Set down each line of the material that follows, exactly, with no pictures.
►
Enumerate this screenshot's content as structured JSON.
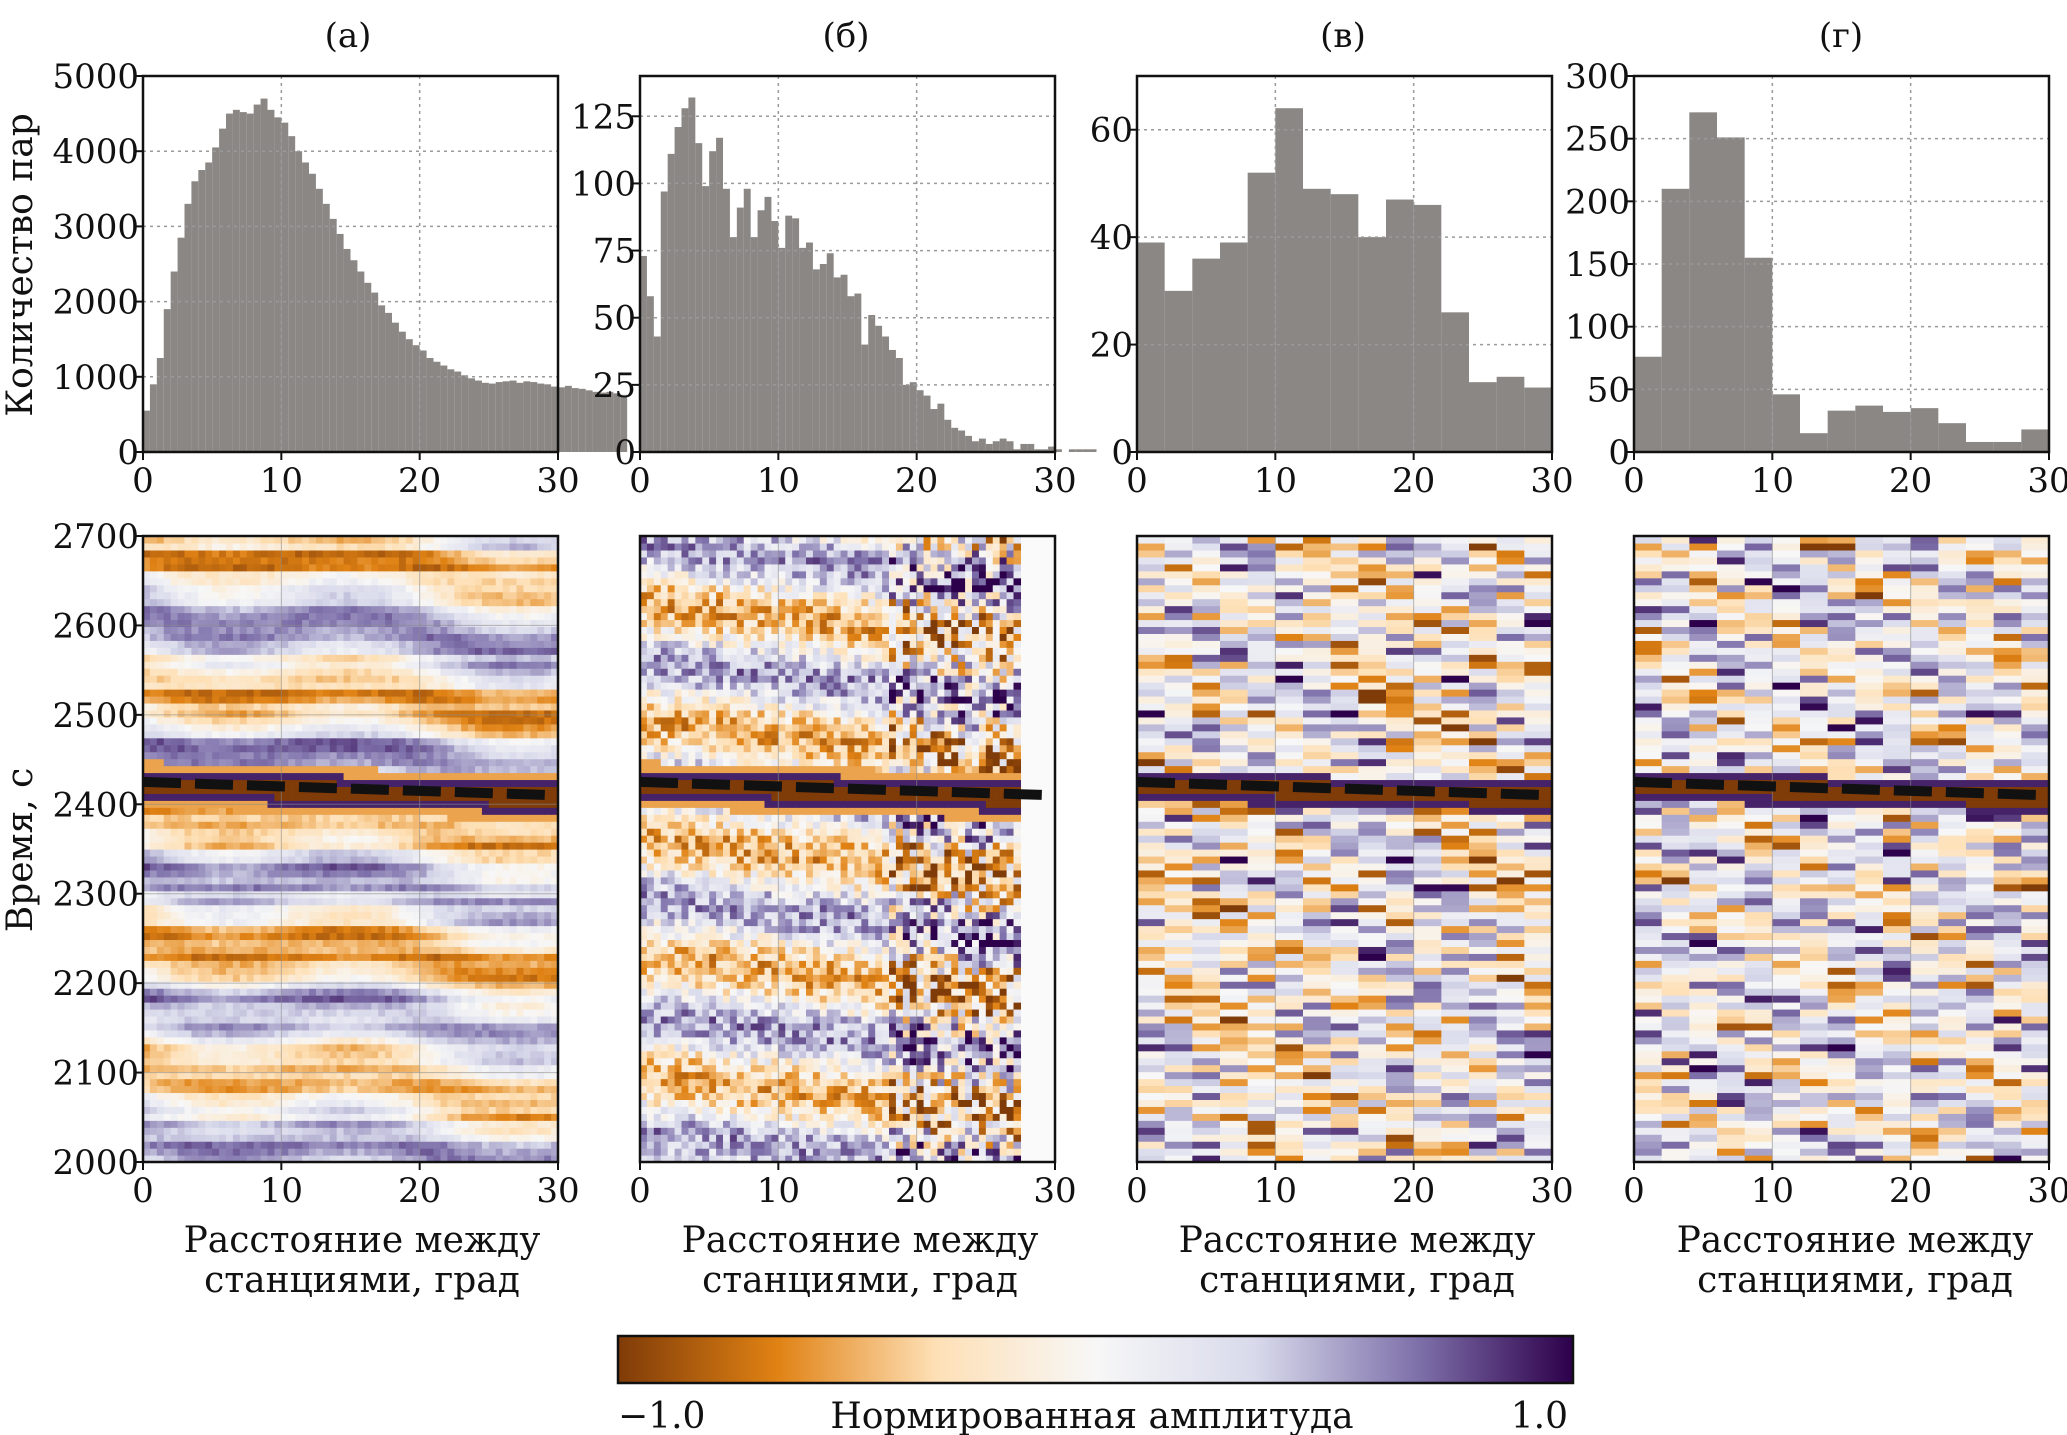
{
  "panel_labels": [
    "(а)",
    "(б)",
    "(в)",
    "(г)"
  ],
  "hist_ylabel": "Количество пар",
  "img_ylabel": "Время, с",
  "xlabel_line1": "Расстояние между",
  "xlabel_line2": "станциями, град",
  "colorbar": {
    "label": "Нормированная амплитуда",
    "min_label": "−1.0",
    "max_label": "1.0",
    "colors": [
      "#7f3b08",
      "#e08214",
      "#fee0b6",
      "#f7f7f7",
      "#d8daeb",
      "#8073ac",
      "#2d004b"
    ]
  },
  "colors": {
    "bar": "#8a8784",
    "grid": "#9a9a9a",
    "dashed_line": "#111111"
  },
  "chart_data": [
    {
      "type": "bar",
      "panel": "(а)",
      "xlim": [
        0,
        30
      ],
      "ylim": [
        0,
        5000
      ],
      "xticks": [
        "0",
        "10",
        "20",
        "30"
      ],
      "yticks": [
        "0",
        "1000",
        "2000",
        "3000",
        "4000",
        "5000"
      ],
      "ylabel": "Количество пар",
      "grid": true,
      "bin_width": 0.5,
      "values": [
        550,
        900,
        1250,
        1900,
        2400,
        2850,
        3300,
        3600,
        3750,
        3850,
        4050,
        4300,
        4500,
        4550,
        4520,
        4500,
        4620,
        4700,
        4550,
        4450,
        4380,
        4200,
        4000,
        3850,
        3700,
        3500,
        3300,
        3100,
        2900,
        2700,
        2550,
        2400,
        2250,
        2120,
        1950,
        1850,
        1720,
        1600,
        1500,
        1420,
        1350,
        1250,
        1200,
        1150,
        1100,
        1070,
        1020,
        980,
        950,
        920,
        910,
        930,
        940,
        950,
        920,
        940,
        930,
        910,
        900,
        870,
        860,
        880,
        850,
        840,
        820,
        800,
        790,
        800,
        780,
        760
      ]
    },
    {
      "type": "bar",
      "panel": "(б)",
      "xlim": [
        0,
        30
      ],
      "ylim": [
        0,
        140
      ],
      "xticks": [
        "0",
        "10",
        "20",
        "30"
      ],
      "yticks": [
        "0",
        "25",
        "50",
        "75",
        "100",
        "125"
      ],
      "grid": true,
      "bin_width": 0.5,
      "values": [
        73,
        58,
        43,
        97,
        111,
        121,
        128,
        132,
        115,
        99,
        112,
        117,
        98,
        80,
        91,
        98,
        80,
        90,
        95,
        86,
        76,
        88,
        87,
        76,
        78,
        68,
        70,
        74,
        65,
        66,
        58,
        59,
        40,
        51,
        47,
        43,
        38,
        35,
        25,
        26,
        23,
        21,
        16,
        18,
        12,
        9,
        8,
        6,
        4,
        5,
        3,
        4,
        5,
        4,
        1,
        3,
        3,
        1,
        1,
        2,
        1,
        0,
        1,
        1,
        1,
        1,
        0,
        0,
        0,
        0
      ]
    },
    {
      "type": "bar",
      "panel": "(в)",
      "xlim": [
        0,
        30
      ],
      "ylim": [
        0,
        70
      ],
      "xticks": [
        "0",
        "10",
        "20",
        "30"
      ],
      "yticks": [
        "0",
        "20",
        "40",
        "60"
      ],
      "grid": true,
      "bin_width": 2,
      "values": [
        39,
        30,
        36,
        39,
        52,
        64,
        49,
        48,
        40,
        47,
        46,
        26,
        13,
        14,
        12
      ]
    },
    {
      "type": "bar",
      "panel": "(г)",
      "xlim": [
        0,
        30
      ],
      "ylim": [
        0,
        300
      ],
      "xticks": [
        "0",
        "10",
        "20",
        "30"
      ],
      "yticks": [
        "0",
        "50",
        "100",
        "150",
        "200",
        "250",
        "300"
      ],
      "grid": true,
      "bin_width": 2,
      "values": [
        76,
        210,
        271,
        251,
        155,
        46,
        15,
        33,
        37,
        32,
        35,
        23,
        8,
        8,
        18
      ]
    },
    {
      "type": "heatmap",
      "panel": "(а)",
      "xlim": [
        0,
        30
      ],
      "ylim": [
        2000,
        2700
      ],
      "xticks": [
        "0",
        "10",
        "20",
        "30"
      ],
      "yticks": [
        "2000",
        "2100",
        "2200",
        "2300",
        "2400",
        "2500",
        "2600",
        "2700"
      ],
      "ylabel": "Время, с",
      "xlabel": "Расстояние между станциями, град",
      "color_range": [
        -1.0,
        1.0
      ],
      "dashed_line": {
        "x": [
          0,
          30
        ],
        "y": [
          2425,
          2410
        ]
      },
      "texture": "smooth",
      "data_xmax": 30,
      "columns": 60,
      "rows": 90
    },
    {
      "type": "heatmap",
      "panel": "(б)",
      "xlim": [
        0,
        30
      ],
      "ylim": [
        2000,
        2700
      ],
      "xticks": [
        "0",
        "10",
        "20",
        "30"
      ],
      "xlabel": "Расстояние между станциями, град",
      "color_range": [
        -1.0,
        1.0
      ],
      "dashed_line": {
        "x": [
          0,
          30
        ],
        "y": [
          2425,
          2410
        ]
      },
      "texture": "medium",
      "data_xmax": 27.5,
      "columns": 55,
      "rows": 90
    },
    {
      "type": "heatmap",
      "panel": "(в)",
      "xlim": [
        0,
        30
      ],
      "ylim": [
        2000,
        2700
      ],
      "xticks": [
        "0",
        "10",
        "20",
        "30"
      ],
      "xlabel": "Расстояние между станциями, град",
      "color_range": [
        -1.0,
        1.0
      ],
      "dashed_line": {
        "x": [
          0,
          30
        ],
        "y": [
          2425,
          2410
        ]
      },
      "texture": "blocky",
      "data_xmax": 30,
      "columns": 15,
      "rows": 90
    },
    {
      "type": "heatmap",
      "panel": "(г)",
      "xlim": [
        0,
        30
      ],
      "ylim": [
        2000,
        2700
      ],
      "xticks": [
        "0",
        "10",
        "20",
        "30"
      ],
      "xlabel": "Расстояние между станциями, град",
      "color_range": [
        -1.0,
        1.0
      ],
      "dashed_line": {
        "x": [
          0,
          30
        ],
        "y": [
          2425,
          2410
        ]
      },
      "texture": "blocky",
      "data_xmax": 30,
      "columns": 15,
      "rows": 90
    }
  ]
}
◄
--- Response to the task ---
Enumerate this screenshot's content as structured JSON.
{
  "panel_labels": [
    "(а)",
    "(б)",
    "(в)",
    "(г)"
  ],
  "hist_ylabel": "Количество пар",
  "img_ylabel": "Время, с",
  "xlabel_line1": "Расстояние между",
  "xlabel_line2": "станциями, град",
  "colorbar": {
    "label": "Нормированная амплитуда",
    "min_label": "−1.0",
    "max_label": "1.0",
    "colors": [
      "#7f3b08",
      "#e08214",
      "#fee0b6",
      "#f7f7f7",
      "#d8daeb",
      "#8073ac",
      "#2d004b"
    ]
  },
  "colors": {
    "bar": "#8a8784",
    "grid": "#9a9a9a",
    "dashed_line": "#111111"
  },
  "chart_data": [
    {
      "type": "bar",
      "panel": "(а)",
      "xlim": [
        0,
        30
      ],
      "ylim": [
        0,
        5000
      ],
      "xticks": [
        "0",
        "10",
        "20",
        "30"
      ],
      "yticks": [
        "0",
        "1000",
        "2000",
        "3000",
        "4000",
        "5000"
      ],
      "ylabel": "Количество пар",
      "grid": true,
      "bin_width": 0.5,
      "values": [
        550,
        900,
        1250,
        1900,
        2400,
        2850,
        3300,
        3600,
        3750,
        3850,
        4050,
        4300,
        4500,
        4550,
        4520,
        4500,
        4620,
        4700,
        4550,
        4450,
        4380,
        4200,
        4000,
        3850,
        3700,
        3500,
        3300,
        3100,
        2900,
        2700,
        2550,
        2400,
        2250,
        2120,
        1950,
        1850,
        1720,
        1600,
        1500,
        1420,
        1350,
        1250,
        1200,
        1150,
        1100,
        1070,
        1020,
        980,
        950,
        920,
        910,
        930,
        940,
        950,
        920,
        940,
        930,
        910,
        900,
        870,
        860,
        880,
        850,
        840,
        820,
        800,
        790,
        800,
        780,
        760
      ]
    },
    {
      "type": "bar",
      "panel": "(б)",
      "xlim": [
        0,
        30
      ],
      "ylim": [
        0,
        140
      ],
      "xticks": [
        "0",
        "10",
        "20",
        "30"
      ],
      "yticks": [
        "0",
        "25",
        "50",
        "75",
        "100",
        "125"
      ],
      "grid": true,
      "bin_width": 0.5,
      "values": [
        73,
        58,
        43,
        97,
        111,
        121,
        128,
        132,
        115,
        99,
        112,
        117,
        98,
        80,
        91,
        98,
        80,
        90,
        95,
        86,
        76,
        88,
        87,
        76,
        78,
        68,
        70,
        74,
        65,
        66,
        58,
        59,
        40,
        51,
        47,
        43,
        38,
        35,
        25,
        26,
        23,
        21,
        16,
        18,
        12,
        9,
        8,
        6,
        4,
        5,
        3,
        4,
        5,
        4,
        1,
        3,
        3,
        1,
        1,
        2,
        1,
        0,
        1,
        1,
        1,
        1,
        0,
        0,
        0,
        0
      ]
    },
    {
      "type": "bar",
      "panel": "(в)",
      "xlim": [
        0,
        30
      ],
      "ylim": [
        0,
        70
      ],
      "xticks": [
        "0",
        "10",
        "20",
        "30"
      ],
      "yticks": [
        "0",
        "20",
        "40",
        "60"
      ],
      "grid": true,
      "bin_width": 2,
      "values": [
        39,
        30,
        36,
        39,
        52,
        64,
        49,
        48,
        40,
        47,
        46,
        26,
        13,
        14,
        12
      ]
    },
    {
      "type": "bar",
      "panel": "(г)",
      "xlim": [
        0,
        30
      ],
      "ylim": [
        0,
        300
      ],
      "xticks": [
        "0",
        "10",
        "20",
        "30"
      ],
      "yticks": [
        "0",
        "50",
        "100",
        "150",
        "200",
        "250",
        "300"
      ],
      "grid": true,
      "bin_width": 2,
      "values": [
        76,
        210,
        271,
        251,
        155,
        46,
        15,
        33,
        37,
        32,
        35,
        23,
        8,
        8,
        18
      ]
    },
    {
      "type": "heatmap",
      "panel": "(а)",
      "xlim": [
        0,
        30
      ],
      "ylim": [
        2000,
        2700
      ],
      "xticks": [
        "0",
        "10",
        "20",
        "30"
      ],
      "yticks": [
        "2000",
        "2100",
        "2200",
        "2300",
        "2400",
        "2500",
        "2600",
        "2700"
      ],
      "ylabel": "Время, с",
      "xlabel": "Расстояние между станциями, град",
      "color_range": [
        -1.0,
        1.0
      ],
      "dashed_line": {
        "x": [
          0,
          30
        ],
        "y": [
          2425,
          2410
        ]
      },
      "texture": "smooth",
      "data_xmax": 30,
      "columns": 60,
      "rows": 90
    },
    {
      "type": "heatmap",
      "panel": "(б)",
      "xlim": [
        0,
        30
      ],
      "ylim": [
        2000,
        2700
      ],
      "xticks": [
        "0",
        "10",
        "20",
        "30"
      ],
      "xlabel": "Расстояние между станциями, град",
      "color_range": [
        -1.0,
        1.0
      ],
      "dashed_line": {
        "x": [
          0,
          30
        ],
        "y": [
          2425,
          2410
        ]
      },
      "texture": "medium",
      "data_xmax": 27.5,
      "columns": 55,
      "rows": 90
    },
    {
      "type": "heatmap",
      "panel": "(в)",
      "xlim": [
        0,
        30
      ],
      "ylim": [
        2000,
        2700
      ],
      "xticks": [
        "0",
        "10",
        "20",
        "30"
      ],
      "xlabel": "Расстояние между станциями, град",
      "color_range": [
        -1.0,
        1.0
      ],
      "dashed_line": {
        "x": [
          0,
          30
        ],
        "y": [
          2425,
          2410
        ]
      },
      "texture": "blocky",
      "data_xmax": 30,
      "columns": 15,
      "rows": 90
    },
    {
      "type": "heatmap",
      "panel": "(г)",
      "xlim": [
        0,
        30
      ],
      "ylim": [
        2000,
        2700
      ],
      "xticks": [
        "0",
        "10",
        "20",
        "30"
      ],
      "xlabel": "Расстояние между станциями, град",
      "color_range": [
        -1.0,
        1.0
      ],
      "dashed_line": {
        "x": [
          0,
          30
        ],
        "y": [
          2425,
          2410
        ]
      },
      "texture": "blocky",
      "data_xmax": 30,
      "columns": 15,
      "rows": 90
    }
  ]
}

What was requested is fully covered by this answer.